-------- RECORDS TO PROCESS --------
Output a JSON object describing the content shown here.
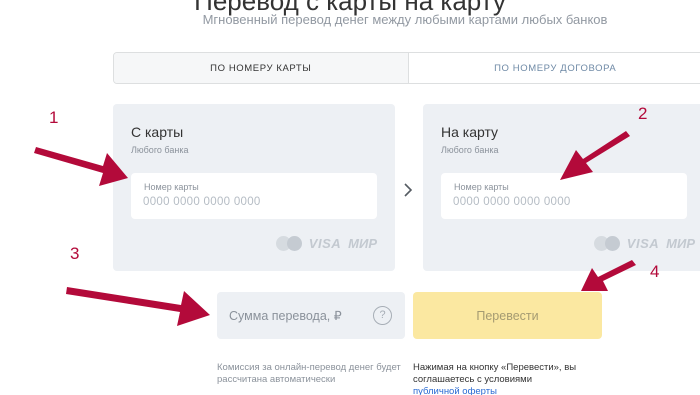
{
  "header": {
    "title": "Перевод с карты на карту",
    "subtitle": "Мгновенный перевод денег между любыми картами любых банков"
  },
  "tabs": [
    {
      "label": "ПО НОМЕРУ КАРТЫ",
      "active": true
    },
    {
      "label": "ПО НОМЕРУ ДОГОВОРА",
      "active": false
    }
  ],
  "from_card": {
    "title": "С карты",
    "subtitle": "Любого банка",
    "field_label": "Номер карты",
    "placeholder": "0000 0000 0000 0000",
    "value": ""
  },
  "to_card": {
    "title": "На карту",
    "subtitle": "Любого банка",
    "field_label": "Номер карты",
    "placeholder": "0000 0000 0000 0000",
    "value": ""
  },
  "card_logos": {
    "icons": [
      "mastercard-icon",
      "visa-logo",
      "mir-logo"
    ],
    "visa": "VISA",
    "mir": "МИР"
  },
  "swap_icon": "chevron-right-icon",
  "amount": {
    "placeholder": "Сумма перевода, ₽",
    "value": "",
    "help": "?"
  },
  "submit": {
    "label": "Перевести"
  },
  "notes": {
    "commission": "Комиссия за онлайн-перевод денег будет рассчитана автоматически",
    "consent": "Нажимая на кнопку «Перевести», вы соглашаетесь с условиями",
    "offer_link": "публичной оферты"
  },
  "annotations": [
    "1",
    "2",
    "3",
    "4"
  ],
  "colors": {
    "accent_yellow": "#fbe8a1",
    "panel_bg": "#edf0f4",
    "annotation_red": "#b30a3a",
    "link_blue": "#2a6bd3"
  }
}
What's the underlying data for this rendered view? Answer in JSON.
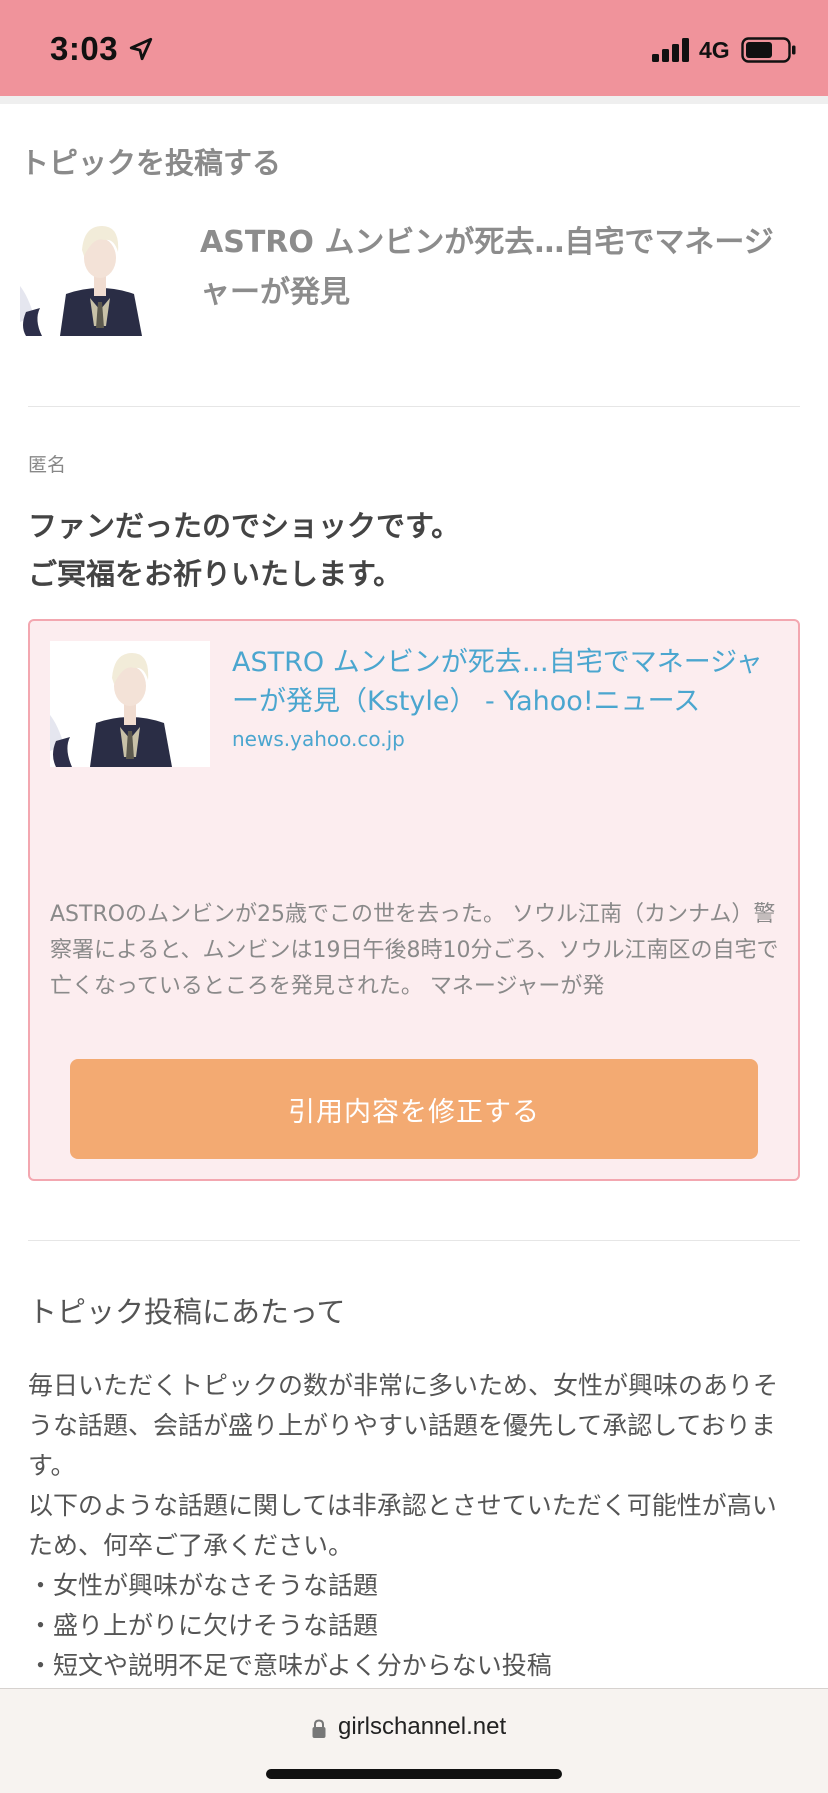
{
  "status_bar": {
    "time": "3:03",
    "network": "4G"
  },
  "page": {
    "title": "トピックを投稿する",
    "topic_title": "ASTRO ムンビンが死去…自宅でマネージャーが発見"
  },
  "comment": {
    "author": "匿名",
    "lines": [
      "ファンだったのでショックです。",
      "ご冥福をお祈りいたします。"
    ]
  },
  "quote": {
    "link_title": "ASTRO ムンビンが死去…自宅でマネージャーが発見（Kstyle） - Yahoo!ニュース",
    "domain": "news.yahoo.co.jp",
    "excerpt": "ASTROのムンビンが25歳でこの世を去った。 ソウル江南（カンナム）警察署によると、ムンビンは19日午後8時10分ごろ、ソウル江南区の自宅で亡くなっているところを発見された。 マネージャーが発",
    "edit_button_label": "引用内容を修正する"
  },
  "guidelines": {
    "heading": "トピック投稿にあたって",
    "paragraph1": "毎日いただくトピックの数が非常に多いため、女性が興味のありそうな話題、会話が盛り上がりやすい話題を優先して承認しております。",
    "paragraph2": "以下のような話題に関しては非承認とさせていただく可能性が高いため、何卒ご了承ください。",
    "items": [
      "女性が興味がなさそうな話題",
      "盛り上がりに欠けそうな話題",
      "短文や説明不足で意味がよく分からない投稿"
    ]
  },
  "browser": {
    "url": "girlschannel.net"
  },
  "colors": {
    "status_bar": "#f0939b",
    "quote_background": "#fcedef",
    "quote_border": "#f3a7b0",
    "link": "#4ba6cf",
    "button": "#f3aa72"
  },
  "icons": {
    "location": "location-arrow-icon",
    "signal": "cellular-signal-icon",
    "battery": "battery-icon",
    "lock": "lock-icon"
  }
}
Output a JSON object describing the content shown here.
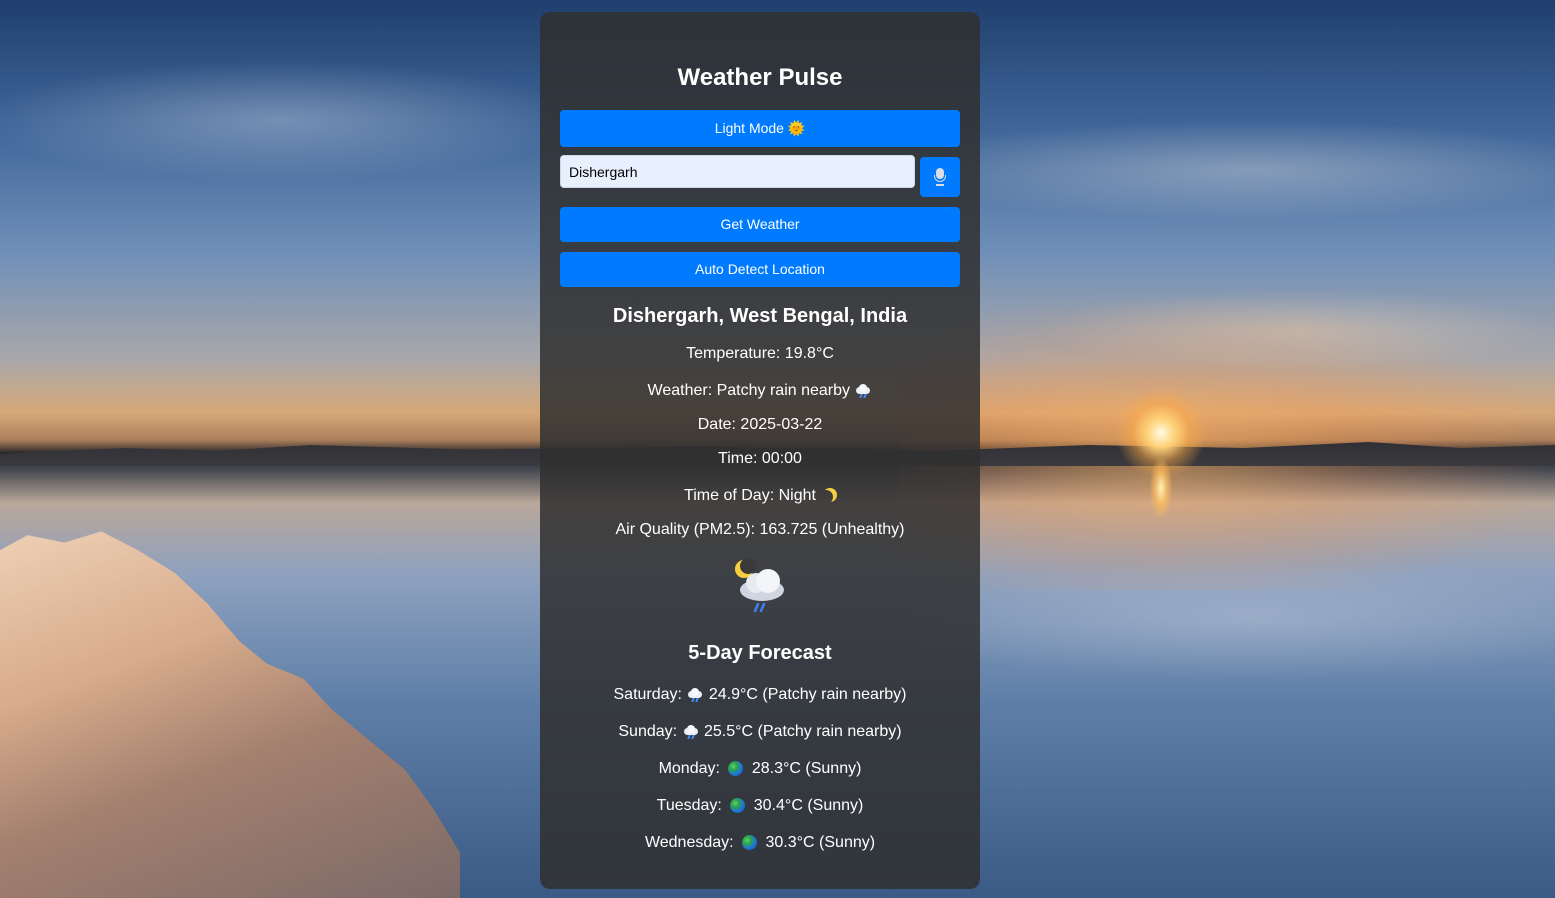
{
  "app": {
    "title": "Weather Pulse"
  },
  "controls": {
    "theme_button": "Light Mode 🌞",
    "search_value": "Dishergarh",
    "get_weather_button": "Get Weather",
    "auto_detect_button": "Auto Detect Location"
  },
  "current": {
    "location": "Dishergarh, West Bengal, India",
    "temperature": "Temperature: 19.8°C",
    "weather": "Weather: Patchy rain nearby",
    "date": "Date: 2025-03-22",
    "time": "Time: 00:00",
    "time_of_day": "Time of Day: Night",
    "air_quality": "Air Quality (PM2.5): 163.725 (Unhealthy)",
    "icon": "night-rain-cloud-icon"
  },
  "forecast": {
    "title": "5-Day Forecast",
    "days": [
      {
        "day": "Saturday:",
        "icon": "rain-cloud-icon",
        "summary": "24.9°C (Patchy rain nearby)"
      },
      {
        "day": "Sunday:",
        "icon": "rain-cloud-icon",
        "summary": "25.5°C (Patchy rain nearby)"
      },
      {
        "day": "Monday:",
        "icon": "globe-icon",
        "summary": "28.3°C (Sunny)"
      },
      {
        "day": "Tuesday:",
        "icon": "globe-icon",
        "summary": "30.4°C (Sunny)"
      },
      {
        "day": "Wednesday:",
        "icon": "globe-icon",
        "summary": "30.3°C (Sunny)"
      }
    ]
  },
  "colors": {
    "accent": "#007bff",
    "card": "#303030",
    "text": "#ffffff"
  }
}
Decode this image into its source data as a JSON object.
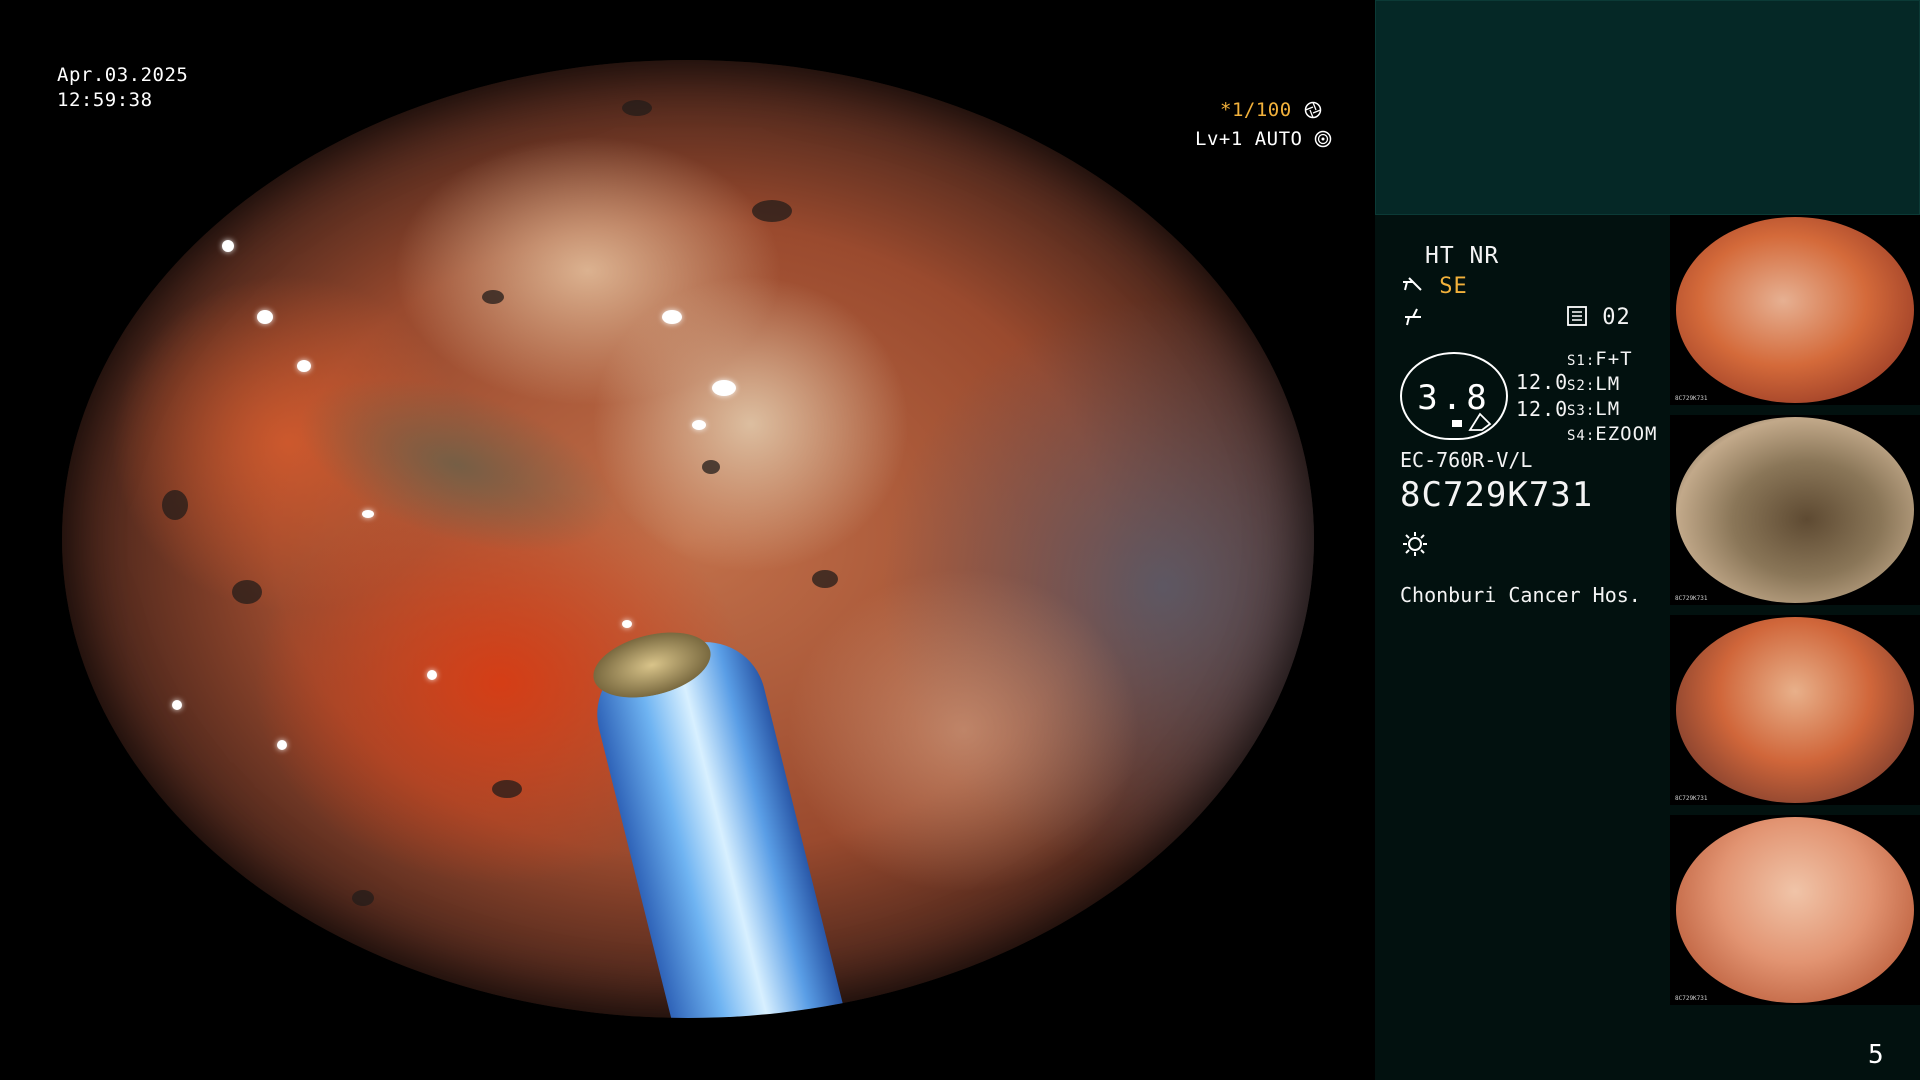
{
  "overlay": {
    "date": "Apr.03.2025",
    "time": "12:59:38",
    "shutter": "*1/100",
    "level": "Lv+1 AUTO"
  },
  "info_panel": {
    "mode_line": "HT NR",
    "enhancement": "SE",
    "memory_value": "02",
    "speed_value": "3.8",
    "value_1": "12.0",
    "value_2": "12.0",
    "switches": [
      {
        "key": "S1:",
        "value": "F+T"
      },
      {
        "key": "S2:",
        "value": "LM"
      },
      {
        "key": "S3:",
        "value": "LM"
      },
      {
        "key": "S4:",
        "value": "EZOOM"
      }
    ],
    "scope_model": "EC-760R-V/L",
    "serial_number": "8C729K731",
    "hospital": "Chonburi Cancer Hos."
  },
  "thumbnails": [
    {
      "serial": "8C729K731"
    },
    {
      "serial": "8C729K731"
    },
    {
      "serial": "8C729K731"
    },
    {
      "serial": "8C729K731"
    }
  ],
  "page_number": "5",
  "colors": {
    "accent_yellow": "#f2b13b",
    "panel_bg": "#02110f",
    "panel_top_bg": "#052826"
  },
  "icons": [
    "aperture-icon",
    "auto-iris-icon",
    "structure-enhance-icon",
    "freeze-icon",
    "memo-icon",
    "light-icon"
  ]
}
--------
- **GIVEN PROBLEM**
Quote everything in the listing above exactly; pictures are the only thing to omit.

- **EXERCISE SOLUTION**
Output a JSON object describing the content shown here.
{
  "header": {
    "title": "Перевод с карты на карту",
    "subtitle": "Мгновенный перевод денег между любыми картами любых банков"
  },
  "tabs": [
    {
      "label": "ПО НОМЕРУ КАРТЫ",
      "active": true
    },
    {
      "label": "ПО НОМЕРУ ДОГОВОРА",
      "active": false
    }
  ],
  "from_card": {
    "title": "С карты",
    "subtitle": "Любого банка",
    "field_label": "Номер карты",
    "placeholder": "0000 0000 0000 0000",
    "value": ""
  },
  "to_card": {
    "title": "На карту",
    "subtitle": "Любого банка",
    "field_label": "Номер карты",
    "placeholder": "0000 0000 0000 0000",
    "value": ""
  },
  "card_logos": {
    "icons": [
      "mastercard-icon",
      "visa-logo",
      "mir-logo"
    ],
    "visa": "VISA",
    "mir": "МИР"
  },
  "swap_icon": "chevron-right-icon",
  "amount": {
    "placeholder": "Сумма перевода, ₽",
    "value": "",
    "help": "?"
  },
  "submit": {
    "label": "Перевести"
  },
  "notes": {
    "commission": "Комиссия за онлайн-перевод денег будет рассчитана автоматически",
    "consent": "Нажимая на кнопку «Перевести», вы соглашаетесь с условиями",
    "offer_link": "публичной оферты"
  },
  "annotations": [
    "1",
    "2",
    "3",
    "4"
  ],
  "colors": {
    "accent_yellow": "#fbe8a1",
    "panel_bg": "#edf0f4",
    "annotation_red": "#b30a3a",
    "link_blue": "#2a6bd3"
  }
}
What's the underlying data for this rendered view? Answer in JSON.
{
  "status_bar": {
    "time": "3:03",
    "network": "4G"
  },
  "page": {
    "title": "トピックを投稿する",
    "topic_title": "ASTRO ムンビンが死去…自宅でマネージャーが発見"
  },
  "comment": {
    "author": "匿名",
    "lines": [
      "ファンだったのでショックです。",
      "ご冥福をお祈りいたします。"
    ]
  },
  "quote": {
    "link_title": "ASTRO ムンビンが死去…自宅でマネージャーが発見（Kstyle） - Yahoo!ニュース",
    "domain": "news.yahoo.co.jp",
    "excerpt": "ASTROのムンビンが25歳でこの世を去った。 ソウル江南（カンナム）警察署によると、ムンビンは19日午後8時10分ごろ、ソウル江南区の自宅で亡くなっているところを発見された。 マネージャーが発",
    "edit_button_label": "引用内容を修正する"
  },
  "guidelines": {
    "heading": "トピック投稿にあたって",
    "paragraph1": "毎日いただくトピックの数が非常に多いため、女性が興味のありそうな話題、会話が盛り上がりやすい話題を優先して承認しております。",
    "paragraph2": "以下のような話題に関しては非承認とさせていただく可能性が高いため、何卒ご了承ください。",
    "items": [
      "女性が興味がなさそうな話題",
      "盛り上がりに欠けそうな話題",
      "短文や説明不足で意味がよく分からない投稿"
    ]
  },
  "browser": {
    "url": "girlschannel.net"
  },
  "colors": {
    "status_bar": "#f0939b",
    "quote_background": "#fcedef",
    "quote_border": "#f3a7b0",
    "link": "#4ba6cf",
    "button": "#f3aa72"
  },
  "icons": {
    "location": "location-arrow-icon",
    "signal": "cellular-signal-icon",
    "battery": "battery-icon",
    "lock": "lock-icon"
  }
}
Output a JSON object describing the content shown here.
{
  "app": {
    "title": "Weather Pulse"
  },
  "controls": {
    "theme_button": "Light Mode 🌞",
    "search_value": "Dishergarh",
    "get_weather_button": "Get Weather",
    "auto_detect_button": "Auto Detect Location"
  },
  "current": {
    "location": "Dishergarh, West Bengal, India",
    "temperature": "Temperature: 19.8°C",
    "weather": "Weather: Patchy rain nearby",
    "date": "Date: 2025-03-22",
    "time": "Time: 00:00",
    "time_of_day": "Time of Day: Night",
    "air_quality": "Air Quality (PM2.5): 163.725 (Unhealthy)",
    "icon": "night-rain-cloud-icon"
  },
  "forecast": {
    "title": "5-Day Forecast",
    "days": [
      {
        "day": "Saturday:",
        "icon": "rain-cloud-icon",
        "summary": "24.9°C (Patchy rain nearby)"
      },
      {
        "day": "Sunday:",
        "icon": "rain-cloud-icon",
        "summary": "25.5°C (Patchy rain nearby)"
      },
      {
        "day": "Monday:",
        "icon": "globe-icon",
        "summary": "28.3°C (Sunny)"
      },
      {
        "day": "Tuesday:",
        "icon": "globe-icon",
        "summary": "30.4°C (Sunny)"
      },
      {
        "day": "Wednesday:",
        "icon": "globe-icon",
        "summary": "30.3°C (Sunny)"
      }
    ]
  },
  "colors": {
    "accent": "#007bff",
    "card": "#303030",
    "text": "#ffffff"
  }
}
Decode this image into its source data as a JSON object.
{
  "overlay": {
    "date": "Apr.03.2025",
    "time": "12:59:38",
    "shutter": "*1/100",
    "level": "Lv+1 AUTO"
  },
  "info_panel": {
    "mode_line": "HT NR",
    "enhancement": "SE",
    "memory_value": "02",
    "speed_value": "3.8",
    "value_1": "12.0",
    "value_2": "12.0",
    "switches": [
      {
        "key": "S1:",
        "value": "F+T"
      },
      {
        "key": "S2:",
        "value": "LM"
      },
      {
        "key": "S3:",
        "value": "LM"
      },
      {
        "key": "S4:",
        "value": "EZOOM"
      }
    ],
    "scope_model": "EC-760R-V/L",
    "serial_number": "8C729K731",
    "hospital": "Chonburi Cancer Hos."
  },
  "thumbnails": [
    {
      "serial": "8C729K731"
    },
    {
      "serial": "8C729K731"
    },
    {
      "serial": "8C729K731"
    },
    {
      "serial": "8C729K731"
    }
  ],
  "page_number": "5",
  "colors": {
    "accent_yellow": "#f2b13b",
    "panel_bg": "#02110f",
    "panel_top_bg": "#052826"
  },
  "icons": [
    "aperture-icon",
    "auto-iris-icon",
    "structure-enhance-icon",
    "freeze-icon",
    "memo-icon",
    "light-icon"
  ]
}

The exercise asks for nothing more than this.